(Records from a collection)
....................

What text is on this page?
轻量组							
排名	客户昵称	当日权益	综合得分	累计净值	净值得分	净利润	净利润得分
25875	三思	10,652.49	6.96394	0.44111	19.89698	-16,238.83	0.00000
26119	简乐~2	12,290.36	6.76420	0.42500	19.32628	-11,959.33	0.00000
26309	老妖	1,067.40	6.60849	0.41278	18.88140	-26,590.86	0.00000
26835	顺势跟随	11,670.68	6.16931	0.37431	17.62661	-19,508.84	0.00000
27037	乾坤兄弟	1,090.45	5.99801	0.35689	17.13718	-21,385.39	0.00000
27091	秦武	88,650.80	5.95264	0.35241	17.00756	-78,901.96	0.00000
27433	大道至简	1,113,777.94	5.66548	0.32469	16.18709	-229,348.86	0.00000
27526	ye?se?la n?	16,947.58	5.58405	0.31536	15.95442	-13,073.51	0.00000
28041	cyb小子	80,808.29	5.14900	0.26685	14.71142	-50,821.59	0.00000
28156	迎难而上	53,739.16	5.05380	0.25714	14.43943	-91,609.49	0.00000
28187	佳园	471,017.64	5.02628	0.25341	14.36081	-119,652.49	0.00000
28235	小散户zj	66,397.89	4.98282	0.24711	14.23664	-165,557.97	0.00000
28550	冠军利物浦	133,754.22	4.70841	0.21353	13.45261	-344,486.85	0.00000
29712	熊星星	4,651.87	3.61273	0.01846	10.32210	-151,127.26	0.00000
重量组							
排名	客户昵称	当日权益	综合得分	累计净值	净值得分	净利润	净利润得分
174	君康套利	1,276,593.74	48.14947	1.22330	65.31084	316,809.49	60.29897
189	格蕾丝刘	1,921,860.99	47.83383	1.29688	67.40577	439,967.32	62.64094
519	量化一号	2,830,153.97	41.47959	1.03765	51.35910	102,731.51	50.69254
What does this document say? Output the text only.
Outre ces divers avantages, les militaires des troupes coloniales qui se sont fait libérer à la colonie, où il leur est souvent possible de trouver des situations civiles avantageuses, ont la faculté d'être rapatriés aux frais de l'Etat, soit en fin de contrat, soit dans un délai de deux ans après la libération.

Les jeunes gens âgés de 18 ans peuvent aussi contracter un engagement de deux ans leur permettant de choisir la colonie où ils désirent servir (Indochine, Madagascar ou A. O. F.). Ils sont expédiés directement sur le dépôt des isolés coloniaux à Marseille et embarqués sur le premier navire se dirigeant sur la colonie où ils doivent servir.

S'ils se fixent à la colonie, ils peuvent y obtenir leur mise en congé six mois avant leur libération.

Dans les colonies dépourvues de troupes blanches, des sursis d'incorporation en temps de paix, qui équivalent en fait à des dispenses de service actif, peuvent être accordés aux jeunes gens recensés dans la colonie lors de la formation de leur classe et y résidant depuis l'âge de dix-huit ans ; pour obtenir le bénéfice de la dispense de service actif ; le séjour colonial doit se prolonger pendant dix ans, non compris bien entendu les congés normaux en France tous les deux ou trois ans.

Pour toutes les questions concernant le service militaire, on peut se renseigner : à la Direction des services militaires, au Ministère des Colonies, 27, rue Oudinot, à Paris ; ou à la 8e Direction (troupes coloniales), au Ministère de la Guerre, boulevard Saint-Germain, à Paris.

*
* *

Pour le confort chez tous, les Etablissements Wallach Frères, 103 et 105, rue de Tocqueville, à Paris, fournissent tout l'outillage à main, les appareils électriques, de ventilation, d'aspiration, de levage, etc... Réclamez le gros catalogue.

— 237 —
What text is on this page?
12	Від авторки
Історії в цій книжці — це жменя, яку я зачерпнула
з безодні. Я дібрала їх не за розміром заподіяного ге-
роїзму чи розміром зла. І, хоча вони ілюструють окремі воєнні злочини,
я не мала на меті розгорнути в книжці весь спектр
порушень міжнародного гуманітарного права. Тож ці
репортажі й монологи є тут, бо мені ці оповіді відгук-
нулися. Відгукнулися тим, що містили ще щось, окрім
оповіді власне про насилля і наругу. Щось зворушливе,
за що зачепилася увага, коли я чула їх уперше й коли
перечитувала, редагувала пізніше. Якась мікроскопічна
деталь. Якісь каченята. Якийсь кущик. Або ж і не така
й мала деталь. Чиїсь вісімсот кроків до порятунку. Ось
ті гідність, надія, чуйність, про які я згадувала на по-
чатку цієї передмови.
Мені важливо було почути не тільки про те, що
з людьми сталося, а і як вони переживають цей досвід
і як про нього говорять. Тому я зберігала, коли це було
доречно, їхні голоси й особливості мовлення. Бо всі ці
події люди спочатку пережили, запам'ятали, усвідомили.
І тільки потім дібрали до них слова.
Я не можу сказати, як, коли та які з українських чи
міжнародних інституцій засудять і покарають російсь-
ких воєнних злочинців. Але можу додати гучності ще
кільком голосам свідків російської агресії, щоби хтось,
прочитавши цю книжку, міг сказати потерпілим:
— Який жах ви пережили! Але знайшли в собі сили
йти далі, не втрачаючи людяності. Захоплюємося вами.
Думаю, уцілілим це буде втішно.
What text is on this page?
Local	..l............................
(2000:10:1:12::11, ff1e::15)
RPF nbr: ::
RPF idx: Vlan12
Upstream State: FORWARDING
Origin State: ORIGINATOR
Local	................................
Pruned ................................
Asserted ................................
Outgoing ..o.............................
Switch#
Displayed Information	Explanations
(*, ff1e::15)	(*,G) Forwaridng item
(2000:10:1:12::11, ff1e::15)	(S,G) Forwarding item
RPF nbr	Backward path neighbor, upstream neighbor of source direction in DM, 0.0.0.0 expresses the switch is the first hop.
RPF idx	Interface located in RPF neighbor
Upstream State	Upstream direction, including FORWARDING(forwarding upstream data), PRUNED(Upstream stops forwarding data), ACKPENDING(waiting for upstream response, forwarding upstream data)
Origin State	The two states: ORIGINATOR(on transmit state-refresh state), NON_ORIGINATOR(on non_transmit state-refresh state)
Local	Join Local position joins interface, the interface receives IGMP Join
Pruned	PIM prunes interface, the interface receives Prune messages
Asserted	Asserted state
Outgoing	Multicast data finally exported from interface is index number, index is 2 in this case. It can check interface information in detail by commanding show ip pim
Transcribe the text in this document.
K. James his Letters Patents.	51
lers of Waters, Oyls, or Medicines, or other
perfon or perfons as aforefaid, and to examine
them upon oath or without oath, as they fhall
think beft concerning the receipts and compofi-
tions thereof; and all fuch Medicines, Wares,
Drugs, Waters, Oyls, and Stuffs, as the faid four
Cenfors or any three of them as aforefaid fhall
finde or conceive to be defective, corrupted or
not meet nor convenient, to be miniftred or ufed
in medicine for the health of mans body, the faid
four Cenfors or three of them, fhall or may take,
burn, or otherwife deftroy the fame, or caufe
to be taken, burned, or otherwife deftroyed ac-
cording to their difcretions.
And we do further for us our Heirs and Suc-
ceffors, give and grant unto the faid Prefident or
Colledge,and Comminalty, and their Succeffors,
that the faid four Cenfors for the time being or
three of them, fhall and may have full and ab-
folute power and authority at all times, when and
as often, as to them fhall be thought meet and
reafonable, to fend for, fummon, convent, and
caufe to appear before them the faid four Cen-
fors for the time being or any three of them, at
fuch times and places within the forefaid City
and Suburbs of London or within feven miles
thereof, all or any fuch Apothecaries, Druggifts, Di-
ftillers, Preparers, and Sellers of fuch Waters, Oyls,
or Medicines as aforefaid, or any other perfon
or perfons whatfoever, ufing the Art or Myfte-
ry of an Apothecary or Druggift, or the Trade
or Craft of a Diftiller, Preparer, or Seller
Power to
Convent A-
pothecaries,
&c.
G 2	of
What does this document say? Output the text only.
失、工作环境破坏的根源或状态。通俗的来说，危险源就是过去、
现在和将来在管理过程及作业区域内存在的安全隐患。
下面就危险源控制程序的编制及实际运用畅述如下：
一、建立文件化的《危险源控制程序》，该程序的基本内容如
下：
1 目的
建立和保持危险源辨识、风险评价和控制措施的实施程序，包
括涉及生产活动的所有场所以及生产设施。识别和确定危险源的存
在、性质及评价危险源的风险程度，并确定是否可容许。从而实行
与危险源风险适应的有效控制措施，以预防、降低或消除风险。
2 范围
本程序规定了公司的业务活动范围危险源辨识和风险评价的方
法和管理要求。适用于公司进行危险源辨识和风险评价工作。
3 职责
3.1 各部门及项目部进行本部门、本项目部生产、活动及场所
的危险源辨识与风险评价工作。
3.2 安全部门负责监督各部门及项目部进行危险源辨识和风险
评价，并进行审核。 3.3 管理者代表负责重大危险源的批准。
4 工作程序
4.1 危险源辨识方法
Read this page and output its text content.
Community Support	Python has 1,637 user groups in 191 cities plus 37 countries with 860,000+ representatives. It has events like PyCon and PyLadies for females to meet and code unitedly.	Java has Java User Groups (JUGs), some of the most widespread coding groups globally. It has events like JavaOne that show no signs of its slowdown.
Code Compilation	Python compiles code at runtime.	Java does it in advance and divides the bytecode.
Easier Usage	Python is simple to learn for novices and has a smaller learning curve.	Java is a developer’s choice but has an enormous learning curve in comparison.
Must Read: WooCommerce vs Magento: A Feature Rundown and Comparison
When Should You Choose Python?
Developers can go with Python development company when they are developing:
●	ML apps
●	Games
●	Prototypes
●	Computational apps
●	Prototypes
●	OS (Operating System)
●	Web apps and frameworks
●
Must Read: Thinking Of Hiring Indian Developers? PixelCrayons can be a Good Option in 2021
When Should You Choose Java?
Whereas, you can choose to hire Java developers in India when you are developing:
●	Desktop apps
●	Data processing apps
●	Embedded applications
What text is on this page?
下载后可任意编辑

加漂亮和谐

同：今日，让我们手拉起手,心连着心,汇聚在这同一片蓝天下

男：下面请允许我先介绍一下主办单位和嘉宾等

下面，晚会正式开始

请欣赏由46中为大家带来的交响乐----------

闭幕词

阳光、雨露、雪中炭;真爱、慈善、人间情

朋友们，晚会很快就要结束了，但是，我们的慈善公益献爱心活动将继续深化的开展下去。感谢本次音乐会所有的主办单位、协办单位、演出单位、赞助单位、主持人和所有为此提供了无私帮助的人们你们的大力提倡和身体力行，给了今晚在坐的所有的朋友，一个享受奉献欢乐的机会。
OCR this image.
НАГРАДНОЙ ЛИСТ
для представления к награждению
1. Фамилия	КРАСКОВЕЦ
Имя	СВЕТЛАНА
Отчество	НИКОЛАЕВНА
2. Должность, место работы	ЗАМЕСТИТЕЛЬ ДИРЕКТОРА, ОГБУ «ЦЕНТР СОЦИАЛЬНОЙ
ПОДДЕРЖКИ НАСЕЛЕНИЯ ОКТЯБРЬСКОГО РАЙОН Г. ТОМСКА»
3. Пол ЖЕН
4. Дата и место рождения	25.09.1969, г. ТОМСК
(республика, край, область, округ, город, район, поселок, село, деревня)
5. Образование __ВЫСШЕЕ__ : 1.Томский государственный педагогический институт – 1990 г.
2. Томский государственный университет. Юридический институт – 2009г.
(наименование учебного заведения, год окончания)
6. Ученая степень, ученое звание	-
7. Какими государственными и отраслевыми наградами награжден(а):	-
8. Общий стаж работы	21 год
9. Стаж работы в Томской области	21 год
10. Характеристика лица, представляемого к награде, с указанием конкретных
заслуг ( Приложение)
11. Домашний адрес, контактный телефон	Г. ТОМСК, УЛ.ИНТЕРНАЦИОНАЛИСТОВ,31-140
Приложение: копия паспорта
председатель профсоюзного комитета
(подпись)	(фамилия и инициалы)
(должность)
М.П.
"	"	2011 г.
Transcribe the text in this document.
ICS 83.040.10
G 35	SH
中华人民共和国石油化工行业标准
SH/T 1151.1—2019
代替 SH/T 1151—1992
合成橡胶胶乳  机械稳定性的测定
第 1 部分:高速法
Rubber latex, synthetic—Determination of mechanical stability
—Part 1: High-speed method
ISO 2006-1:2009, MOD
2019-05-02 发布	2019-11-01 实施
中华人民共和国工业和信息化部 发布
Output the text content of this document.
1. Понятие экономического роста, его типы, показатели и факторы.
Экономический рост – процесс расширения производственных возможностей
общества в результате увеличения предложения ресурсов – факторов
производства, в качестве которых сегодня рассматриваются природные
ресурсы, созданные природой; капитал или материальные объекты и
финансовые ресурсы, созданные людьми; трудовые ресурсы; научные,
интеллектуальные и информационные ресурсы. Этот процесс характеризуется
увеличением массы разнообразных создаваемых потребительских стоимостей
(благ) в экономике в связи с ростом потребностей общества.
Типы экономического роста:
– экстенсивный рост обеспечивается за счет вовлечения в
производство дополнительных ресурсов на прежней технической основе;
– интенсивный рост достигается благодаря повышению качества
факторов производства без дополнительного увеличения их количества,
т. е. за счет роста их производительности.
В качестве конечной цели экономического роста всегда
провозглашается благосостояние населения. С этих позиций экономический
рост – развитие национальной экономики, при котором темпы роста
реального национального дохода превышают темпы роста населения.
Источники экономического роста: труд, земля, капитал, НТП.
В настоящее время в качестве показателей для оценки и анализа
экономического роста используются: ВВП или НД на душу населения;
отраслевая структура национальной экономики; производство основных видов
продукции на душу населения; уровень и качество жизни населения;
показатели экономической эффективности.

....................

» **Set problem**: State how many lines above include the word "Java", and nothing more.

» **Result**: 5